**TO BE DONE**. Rewrite the entries as a numbered list with blank lines left out, starting at the first line of the entries and ending at the line that contains "contactless-icon xyxy=(338,395,345,406)".
** START OF PROVIDED DATA **
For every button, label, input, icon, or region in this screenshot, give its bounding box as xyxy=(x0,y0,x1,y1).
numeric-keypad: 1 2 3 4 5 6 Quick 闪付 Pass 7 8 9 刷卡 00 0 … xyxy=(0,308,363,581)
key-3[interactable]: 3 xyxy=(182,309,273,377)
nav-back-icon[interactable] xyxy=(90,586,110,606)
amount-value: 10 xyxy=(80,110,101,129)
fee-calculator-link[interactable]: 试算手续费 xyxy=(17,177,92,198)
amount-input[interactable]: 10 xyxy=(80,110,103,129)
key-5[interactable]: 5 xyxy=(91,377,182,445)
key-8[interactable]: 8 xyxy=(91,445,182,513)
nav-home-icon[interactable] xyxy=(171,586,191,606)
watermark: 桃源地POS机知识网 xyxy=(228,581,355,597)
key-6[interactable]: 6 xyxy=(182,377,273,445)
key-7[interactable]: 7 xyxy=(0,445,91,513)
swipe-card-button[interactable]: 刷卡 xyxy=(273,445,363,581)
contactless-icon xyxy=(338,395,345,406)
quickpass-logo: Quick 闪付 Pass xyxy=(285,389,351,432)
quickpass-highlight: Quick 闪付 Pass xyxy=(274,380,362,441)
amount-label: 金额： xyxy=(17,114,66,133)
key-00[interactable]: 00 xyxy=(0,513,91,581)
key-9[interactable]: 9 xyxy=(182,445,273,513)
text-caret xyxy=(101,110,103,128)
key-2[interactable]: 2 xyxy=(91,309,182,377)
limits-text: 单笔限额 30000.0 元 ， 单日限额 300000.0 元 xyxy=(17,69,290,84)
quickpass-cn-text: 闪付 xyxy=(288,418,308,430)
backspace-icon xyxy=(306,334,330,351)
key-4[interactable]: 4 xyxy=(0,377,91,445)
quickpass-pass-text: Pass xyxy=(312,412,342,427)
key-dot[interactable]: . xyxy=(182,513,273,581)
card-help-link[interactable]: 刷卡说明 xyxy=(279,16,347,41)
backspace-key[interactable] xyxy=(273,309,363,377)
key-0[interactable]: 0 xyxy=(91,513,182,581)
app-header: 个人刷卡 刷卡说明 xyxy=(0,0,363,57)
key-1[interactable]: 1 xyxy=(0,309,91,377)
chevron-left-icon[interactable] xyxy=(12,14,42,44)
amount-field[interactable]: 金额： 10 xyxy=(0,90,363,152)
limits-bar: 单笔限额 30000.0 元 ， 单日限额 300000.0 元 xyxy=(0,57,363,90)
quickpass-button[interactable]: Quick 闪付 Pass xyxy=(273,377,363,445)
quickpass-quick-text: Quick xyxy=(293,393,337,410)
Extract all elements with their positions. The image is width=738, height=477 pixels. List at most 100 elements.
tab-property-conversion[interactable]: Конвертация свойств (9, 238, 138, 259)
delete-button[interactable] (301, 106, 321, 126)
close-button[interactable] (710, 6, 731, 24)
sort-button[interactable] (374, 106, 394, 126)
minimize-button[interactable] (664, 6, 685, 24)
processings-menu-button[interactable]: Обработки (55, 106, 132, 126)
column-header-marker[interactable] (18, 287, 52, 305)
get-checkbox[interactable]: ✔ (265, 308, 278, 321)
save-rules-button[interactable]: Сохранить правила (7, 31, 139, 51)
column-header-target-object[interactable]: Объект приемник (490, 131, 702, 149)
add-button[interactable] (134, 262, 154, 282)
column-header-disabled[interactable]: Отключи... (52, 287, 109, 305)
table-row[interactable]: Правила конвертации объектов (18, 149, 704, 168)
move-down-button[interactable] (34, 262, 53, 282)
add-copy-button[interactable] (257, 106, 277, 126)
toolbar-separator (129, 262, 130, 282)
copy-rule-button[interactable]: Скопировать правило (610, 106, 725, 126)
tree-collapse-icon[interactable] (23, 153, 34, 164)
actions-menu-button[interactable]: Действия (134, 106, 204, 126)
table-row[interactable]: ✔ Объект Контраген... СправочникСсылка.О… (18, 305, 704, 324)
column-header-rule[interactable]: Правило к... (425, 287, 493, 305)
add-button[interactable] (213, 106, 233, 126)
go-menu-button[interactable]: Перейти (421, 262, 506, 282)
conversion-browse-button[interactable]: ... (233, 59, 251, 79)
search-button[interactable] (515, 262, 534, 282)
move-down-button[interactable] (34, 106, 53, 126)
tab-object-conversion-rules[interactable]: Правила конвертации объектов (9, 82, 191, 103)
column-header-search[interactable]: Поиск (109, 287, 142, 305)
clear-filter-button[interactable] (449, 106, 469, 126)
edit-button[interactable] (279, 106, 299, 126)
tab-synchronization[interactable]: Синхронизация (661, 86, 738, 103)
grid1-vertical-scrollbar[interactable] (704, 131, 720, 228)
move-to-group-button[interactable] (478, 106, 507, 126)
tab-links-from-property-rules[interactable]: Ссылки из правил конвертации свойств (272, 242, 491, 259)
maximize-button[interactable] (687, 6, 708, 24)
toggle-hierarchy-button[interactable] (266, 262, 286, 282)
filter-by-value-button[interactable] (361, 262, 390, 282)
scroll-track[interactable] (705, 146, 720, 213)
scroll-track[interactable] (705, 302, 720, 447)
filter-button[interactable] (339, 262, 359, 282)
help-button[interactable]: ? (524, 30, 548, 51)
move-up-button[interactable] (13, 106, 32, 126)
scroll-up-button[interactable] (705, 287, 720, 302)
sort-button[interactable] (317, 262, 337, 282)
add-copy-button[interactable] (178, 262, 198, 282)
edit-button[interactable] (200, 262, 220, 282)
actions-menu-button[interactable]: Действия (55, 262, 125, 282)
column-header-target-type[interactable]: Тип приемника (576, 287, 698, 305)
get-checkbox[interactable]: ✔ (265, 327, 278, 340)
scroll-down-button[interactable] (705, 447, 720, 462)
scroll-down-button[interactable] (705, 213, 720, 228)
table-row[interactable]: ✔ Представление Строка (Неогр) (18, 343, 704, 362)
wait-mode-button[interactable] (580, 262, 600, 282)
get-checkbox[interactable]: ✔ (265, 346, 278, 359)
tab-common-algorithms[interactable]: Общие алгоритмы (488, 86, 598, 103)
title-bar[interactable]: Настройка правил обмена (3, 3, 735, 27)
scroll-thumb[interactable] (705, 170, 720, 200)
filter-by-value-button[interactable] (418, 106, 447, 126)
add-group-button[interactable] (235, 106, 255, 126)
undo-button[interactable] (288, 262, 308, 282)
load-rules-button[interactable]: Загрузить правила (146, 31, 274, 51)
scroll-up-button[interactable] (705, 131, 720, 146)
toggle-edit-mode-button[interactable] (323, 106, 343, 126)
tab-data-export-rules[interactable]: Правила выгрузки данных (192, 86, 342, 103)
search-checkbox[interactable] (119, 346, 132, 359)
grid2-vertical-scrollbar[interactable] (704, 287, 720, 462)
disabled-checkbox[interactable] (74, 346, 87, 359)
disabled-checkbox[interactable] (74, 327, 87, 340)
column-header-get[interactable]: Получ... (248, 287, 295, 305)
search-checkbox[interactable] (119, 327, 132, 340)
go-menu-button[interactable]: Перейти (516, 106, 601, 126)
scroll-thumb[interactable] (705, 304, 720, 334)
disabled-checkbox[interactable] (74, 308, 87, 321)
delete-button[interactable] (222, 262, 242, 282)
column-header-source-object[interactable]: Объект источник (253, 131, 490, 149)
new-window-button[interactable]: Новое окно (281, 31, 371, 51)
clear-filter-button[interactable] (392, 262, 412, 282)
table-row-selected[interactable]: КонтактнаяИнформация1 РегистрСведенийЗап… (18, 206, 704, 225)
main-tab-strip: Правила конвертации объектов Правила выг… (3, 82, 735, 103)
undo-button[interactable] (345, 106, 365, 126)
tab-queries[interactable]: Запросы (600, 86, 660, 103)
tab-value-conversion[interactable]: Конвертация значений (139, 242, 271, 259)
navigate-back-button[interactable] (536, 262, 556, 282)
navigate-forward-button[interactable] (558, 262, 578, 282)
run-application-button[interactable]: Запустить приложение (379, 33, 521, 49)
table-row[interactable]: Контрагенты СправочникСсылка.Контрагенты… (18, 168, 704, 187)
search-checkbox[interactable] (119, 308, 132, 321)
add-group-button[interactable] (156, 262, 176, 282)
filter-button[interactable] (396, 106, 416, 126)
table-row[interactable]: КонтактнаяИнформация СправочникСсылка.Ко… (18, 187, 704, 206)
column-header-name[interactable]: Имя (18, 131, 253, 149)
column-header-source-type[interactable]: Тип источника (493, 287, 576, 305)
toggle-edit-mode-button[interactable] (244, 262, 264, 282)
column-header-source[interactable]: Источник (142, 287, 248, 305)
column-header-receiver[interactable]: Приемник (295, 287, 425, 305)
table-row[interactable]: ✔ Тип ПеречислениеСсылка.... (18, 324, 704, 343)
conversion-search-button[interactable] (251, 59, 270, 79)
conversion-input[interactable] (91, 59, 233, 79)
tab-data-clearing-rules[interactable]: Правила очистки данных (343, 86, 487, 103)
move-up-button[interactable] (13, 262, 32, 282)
** END OF PROVIDED DATA **
**SOLUTION FOR THIS TASK**.
1. For every button, label, input, icon, or region in this screenshot, give its bounding box as xyxy=(x0,y0,x1,y1).
2. numeric-keypad: 1 2 3 4 5 6 Quick 闪付 Pass 7 8 9 刷卡 00 0 … xyxy=(0,308,363,581)
3. key-3[interactable]: 3 xyxy=(182,309,273,377)
4. nav-back-icon[interactable] xyxy=(90,586,110,606)
5. amount-value: 10 xyxy=(80,110,101,129)
6. fee-calculator-link[interactable]: 试算手续费 xyxy=(17,177,92,198)
7. amount-input[interactable]: 10 xyxy=(80,110,103,129)
8. key-5[interactable]: 5 xyxy=(91,377,182,445)
9. key-8[interactable]: 8 xyxy=(91,445,182,513)
10. nav-home-icon[interactable] xyxy=(171,586,191,606)
11. watermark: 桃源地POS机知识网 xyxy=(228,581,355,597)
12. key-6[interactable]: 6 xyxy=(182,377,273,445)
13. key-7[interactable]: 7 xyxy=(0,445,91,513)
14. swipe-card-button[interactable]: 刷卡 xyxy=(273,445,363,581)
15. contactless-icon xyxy=(338,395,345,406)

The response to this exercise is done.